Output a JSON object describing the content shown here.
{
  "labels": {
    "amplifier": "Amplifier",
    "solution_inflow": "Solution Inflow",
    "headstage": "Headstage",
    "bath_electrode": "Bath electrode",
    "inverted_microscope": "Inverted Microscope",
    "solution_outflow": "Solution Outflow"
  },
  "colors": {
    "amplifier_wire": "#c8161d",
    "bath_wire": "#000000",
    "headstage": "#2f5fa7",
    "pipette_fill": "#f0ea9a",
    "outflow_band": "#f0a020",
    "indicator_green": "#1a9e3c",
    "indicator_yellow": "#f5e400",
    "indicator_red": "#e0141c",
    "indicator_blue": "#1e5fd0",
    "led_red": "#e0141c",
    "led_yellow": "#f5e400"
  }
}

· · · · ·

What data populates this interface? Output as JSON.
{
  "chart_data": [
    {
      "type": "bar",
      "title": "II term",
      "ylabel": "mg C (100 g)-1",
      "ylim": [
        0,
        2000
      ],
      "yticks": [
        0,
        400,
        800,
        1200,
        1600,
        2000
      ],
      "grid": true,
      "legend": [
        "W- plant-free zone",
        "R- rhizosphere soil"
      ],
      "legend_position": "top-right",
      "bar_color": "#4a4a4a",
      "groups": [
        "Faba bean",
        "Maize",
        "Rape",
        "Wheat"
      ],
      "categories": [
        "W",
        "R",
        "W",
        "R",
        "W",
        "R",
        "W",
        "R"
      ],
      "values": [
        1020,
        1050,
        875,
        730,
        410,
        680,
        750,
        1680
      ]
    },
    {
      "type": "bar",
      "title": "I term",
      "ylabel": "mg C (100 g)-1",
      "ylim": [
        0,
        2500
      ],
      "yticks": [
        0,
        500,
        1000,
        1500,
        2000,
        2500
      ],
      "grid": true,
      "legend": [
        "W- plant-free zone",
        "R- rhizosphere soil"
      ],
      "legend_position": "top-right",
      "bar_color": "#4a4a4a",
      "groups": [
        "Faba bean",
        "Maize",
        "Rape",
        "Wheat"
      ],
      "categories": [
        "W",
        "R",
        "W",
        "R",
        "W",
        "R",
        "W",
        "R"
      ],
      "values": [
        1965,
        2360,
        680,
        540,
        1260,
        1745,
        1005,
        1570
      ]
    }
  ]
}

· · · · ·

**WHAT TO PRODUCE**
Return all lines of the material above in which the word "Output" occurs.

**ANSWER FOR THE TASK**
Output a JSON object describing the content shown here.
What data populates this interface? Output as JSON.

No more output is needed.